What is asked: Take every line from the listing below that includes "which" and copy it.

Items from a dataset
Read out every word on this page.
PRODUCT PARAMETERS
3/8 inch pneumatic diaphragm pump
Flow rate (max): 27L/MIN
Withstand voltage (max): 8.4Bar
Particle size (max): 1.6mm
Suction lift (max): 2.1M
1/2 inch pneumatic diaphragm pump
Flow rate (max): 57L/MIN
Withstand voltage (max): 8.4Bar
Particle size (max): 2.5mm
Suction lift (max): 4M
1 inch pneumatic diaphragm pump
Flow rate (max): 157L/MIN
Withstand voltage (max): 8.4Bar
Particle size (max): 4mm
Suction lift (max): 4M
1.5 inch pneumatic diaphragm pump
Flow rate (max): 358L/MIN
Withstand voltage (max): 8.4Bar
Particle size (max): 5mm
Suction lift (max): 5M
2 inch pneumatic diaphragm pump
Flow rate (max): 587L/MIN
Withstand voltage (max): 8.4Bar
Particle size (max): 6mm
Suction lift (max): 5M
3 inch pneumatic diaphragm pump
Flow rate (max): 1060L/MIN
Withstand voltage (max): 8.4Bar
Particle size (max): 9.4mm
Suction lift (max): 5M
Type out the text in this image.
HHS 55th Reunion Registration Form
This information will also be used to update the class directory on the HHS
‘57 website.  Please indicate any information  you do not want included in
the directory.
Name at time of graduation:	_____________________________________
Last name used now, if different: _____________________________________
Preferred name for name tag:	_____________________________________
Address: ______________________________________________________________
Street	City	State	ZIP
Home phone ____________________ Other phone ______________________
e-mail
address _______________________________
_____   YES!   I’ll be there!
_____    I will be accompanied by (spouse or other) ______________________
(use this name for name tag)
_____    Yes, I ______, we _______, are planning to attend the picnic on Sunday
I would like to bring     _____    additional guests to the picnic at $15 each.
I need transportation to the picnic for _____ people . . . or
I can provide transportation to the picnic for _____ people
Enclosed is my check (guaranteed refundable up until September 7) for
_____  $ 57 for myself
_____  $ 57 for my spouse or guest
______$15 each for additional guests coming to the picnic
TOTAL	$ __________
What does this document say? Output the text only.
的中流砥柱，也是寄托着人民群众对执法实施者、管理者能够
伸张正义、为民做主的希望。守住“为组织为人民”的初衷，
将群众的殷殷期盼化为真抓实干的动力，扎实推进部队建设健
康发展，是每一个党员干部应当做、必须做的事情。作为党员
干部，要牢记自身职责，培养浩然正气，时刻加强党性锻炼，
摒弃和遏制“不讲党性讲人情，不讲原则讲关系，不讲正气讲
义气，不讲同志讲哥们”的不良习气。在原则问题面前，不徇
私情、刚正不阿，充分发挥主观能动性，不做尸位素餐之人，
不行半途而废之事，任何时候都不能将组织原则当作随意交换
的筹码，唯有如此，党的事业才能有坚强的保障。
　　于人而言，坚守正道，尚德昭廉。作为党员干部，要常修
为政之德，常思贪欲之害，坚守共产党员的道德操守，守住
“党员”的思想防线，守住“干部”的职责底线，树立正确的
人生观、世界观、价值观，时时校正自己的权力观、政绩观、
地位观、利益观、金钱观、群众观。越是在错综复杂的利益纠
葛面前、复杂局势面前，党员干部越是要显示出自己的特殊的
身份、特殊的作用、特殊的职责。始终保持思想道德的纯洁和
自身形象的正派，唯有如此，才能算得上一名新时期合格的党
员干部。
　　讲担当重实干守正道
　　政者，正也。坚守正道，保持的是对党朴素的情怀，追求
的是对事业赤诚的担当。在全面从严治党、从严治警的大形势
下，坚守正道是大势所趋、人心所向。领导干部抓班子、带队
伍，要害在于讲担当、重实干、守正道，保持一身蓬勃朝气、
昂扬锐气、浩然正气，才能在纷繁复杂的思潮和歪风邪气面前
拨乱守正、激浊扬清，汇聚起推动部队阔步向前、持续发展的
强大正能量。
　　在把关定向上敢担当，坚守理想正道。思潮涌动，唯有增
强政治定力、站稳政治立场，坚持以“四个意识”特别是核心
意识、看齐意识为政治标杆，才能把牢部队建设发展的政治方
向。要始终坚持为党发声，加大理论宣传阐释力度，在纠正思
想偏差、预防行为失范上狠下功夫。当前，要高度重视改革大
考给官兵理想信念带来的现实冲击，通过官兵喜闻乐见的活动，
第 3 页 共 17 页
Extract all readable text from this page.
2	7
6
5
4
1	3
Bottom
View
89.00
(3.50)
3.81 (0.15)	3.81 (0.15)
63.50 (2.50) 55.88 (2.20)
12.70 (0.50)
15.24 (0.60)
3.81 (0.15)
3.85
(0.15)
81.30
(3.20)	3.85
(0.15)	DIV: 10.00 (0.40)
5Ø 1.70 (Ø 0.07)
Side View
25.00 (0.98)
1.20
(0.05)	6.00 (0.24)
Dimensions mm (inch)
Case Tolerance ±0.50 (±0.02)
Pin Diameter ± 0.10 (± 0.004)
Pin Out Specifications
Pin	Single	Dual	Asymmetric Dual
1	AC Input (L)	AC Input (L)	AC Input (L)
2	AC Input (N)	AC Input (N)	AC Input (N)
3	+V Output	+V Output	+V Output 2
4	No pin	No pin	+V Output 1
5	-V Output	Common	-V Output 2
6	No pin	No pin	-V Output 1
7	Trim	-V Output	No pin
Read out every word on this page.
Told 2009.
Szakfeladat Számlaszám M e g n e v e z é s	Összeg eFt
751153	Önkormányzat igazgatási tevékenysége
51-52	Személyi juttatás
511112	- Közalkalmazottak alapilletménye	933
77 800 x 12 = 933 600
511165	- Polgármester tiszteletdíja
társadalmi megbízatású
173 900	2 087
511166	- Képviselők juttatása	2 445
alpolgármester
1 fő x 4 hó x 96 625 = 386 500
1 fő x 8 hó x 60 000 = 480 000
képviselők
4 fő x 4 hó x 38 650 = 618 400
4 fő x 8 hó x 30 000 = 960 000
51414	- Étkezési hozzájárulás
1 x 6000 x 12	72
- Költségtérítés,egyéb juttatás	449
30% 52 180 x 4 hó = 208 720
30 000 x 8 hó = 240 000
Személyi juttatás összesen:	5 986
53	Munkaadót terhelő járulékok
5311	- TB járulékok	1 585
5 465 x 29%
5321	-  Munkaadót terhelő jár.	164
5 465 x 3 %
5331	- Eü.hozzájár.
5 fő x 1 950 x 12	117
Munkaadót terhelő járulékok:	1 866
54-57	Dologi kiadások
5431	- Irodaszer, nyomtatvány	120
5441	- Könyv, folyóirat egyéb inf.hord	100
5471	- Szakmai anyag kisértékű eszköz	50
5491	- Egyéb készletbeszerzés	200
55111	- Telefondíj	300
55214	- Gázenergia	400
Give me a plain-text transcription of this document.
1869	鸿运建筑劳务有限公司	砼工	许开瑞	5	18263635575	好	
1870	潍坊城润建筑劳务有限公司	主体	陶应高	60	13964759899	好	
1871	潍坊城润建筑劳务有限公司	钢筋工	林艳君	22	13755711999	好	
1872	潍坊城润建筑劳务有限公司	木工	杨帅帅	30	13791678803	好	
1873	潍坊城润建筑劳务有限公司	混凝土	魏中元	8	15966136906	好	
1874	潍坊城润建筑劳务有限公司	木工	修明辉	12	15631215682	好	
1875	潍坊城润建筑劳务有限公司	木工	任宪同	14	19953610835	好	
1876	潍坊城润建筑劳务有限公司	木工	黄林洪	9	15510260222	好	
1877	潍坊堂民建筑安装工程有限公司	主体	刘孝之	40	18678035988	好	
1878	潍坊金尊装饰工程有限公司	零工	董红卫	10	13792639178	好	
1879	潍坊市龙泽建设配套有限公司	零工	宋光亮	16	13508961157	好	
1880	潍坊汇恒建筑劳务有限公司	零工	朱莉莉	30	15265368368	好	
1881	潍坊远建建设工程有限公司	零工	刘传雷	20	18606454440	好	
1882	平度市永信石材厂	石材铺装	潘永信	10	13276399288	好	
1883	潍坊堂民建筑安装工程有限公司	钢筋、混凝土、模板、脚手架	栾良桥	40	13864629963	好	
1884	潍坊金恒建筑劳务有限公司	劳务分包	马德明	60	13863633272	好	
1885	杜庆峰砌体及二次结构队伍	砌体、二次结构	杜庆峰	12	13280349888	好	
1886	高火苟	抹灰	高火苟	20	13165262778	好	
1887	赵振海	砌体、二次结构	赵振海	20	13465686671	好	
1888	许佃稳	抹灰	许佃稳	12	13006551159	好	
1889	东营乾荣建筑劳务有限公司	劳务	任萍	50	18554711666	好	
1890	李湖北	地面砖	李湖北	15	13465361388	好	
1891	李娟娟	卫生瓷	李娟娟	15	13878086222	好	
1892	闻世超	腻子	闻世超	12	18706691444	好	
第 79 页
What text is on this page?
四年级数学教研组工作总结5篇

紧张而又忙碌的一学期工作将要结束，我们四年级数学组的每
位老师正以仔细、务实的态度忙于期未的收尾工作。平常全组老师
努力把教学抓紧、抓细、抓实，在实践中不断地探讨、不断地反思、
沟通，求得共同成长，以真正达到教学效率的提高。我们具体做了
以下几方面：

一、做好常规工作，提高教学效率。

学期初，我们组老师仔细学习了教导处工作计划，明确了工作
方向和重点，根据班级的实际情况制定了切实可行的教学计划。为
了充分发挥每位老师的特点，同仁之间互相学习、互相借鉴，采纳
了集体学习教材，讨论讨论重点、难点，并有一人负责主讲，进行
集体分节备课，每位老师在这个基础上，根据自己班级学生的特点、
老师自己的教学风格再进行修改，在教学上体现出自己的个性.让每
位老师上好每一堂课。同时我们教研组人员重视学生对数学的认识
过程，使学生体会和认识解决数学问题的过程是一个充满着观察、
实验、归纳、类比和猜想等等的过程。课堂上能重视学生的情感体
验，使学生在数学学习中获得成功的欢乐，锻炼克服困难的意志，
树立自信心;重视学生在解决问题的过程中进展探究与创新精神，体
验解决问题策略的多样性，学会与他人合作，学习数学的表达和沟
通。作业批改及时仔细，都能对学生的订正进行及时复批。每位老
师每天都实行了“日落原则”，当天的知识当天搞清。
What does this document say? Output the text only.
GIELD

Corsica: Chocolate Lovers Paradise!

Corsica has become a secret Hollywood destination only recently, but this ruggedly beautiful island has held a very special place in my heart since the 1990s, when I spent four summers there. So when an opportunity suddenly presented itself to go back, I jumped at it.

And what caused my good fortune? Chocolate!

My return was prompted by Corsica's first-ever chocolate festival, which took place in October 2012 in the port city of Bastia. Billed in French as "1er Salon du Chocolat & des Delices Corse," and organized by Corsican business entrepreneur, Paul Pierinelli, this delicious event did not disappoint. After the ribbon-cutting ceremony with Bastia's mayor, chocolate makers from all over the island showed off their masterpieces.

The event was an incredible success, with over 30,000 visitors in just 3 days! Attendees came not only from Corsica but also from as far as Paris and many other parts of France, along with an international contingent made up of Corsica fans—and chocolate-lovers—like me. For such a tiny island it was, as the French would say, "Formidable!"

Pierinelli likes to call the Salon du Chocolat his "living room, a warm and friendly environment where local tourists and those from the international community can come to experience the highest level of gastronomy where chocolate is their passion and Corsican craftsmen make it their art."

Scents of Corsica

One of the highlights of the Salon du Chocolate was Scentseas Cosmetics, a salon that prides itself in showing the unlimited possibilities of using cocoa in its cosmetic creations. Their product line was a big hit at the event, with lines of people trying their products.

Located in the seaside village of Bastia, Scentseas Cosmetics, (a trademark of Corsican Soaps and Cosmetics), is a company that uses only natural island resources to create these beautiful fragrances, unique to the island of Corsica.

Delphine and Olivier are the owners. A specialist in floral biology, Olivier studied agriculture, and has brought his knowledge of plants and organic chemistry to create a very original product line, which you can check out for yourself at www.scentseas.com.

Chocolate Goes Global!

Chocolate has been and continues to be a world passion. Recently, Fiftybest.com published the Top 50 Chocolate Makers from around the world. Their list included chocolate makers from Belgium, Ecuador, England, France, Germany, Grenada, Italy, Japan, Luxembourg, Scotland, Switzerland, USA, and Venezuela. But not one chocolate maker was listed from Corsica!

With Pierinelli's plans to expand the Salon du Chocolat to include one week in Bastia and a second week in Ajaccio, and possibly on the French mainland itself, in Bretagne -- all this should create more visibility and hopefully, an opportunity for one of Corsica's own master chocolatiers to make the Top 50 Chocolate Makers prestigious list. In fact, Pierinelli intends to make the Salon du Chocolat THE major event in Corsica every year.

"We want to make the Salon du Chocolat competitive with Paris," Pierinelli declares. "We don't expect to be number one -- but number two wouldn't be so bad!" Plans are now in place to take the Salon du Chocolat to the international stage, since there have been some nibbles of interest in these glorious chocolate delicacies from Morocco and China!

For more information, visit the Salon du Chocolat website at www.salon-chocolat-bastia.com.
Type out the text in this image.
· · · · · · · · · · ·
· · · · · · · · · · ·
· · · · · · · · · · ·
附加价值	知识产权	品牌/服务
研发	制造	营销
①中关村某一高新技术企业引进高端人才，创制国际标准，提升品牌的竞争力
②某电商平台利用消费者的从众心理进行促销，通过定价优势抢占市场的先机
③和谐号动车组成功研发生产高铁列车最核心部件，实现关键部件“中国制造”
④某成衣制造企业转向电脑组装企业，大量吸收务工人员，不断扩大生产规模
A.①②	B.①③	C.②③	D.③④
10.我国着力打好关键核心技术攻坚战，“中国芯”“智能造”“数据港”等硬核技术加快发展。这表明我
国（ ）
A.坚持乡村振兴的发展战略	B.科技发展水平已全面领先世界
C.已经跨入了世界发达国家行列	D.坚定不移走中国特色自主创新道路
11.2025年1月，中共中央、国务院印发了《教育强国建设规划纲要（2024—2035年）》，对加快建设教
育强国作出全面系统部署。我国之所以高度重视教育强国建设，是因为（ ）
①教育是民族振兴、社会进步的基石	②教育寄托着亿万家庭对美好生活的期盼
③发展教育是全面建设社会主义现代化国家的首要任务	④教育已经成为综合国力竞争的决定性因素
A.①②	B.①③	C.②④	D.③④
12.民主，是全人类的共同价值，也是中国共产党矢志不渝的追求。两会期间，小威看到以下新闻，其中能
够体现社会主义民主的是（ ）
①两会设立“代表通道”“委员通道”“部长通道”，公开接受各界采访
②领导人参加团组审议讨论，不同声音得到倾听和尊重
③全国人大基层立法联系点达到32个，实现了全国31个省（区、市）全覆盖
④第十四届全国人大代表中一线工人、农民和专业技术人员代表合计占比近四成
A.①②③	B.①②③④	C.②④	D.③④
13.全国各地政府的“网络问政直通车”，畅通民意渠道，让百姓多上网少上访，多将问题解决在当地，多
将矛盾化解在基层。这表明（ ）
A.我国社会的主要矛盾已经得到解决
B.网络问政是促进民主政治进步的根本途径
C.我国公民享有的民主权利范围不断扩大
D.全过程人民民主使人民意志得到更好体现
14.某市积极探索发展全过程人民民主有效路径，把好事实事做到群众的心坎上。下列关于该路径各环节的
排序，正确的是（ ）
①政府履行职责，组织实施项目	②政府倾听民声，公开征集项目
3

Solution for this task:
My return was prompted by Corsica's first-ever chocolate festival, which took place in October 2012 in the port city of Bastia. Billed in French as "1er Salon du Chocolat & des Delices Corse," and organized by Corsican business entrepreneur, Paul Pierinelli, this delicious event did not disappoint. After the ribbon-cutting ceremony with Bastia's mayor, chocolate makers from all over the island showed off their masterpieces.
Delphine and Olivier are the owners. A specialist in floral biology, Olivier studied agriculture, and has brought his knowledge of plants and organic chemistry to create a very original product line, which you can check out for yourself at www.scentseas.com.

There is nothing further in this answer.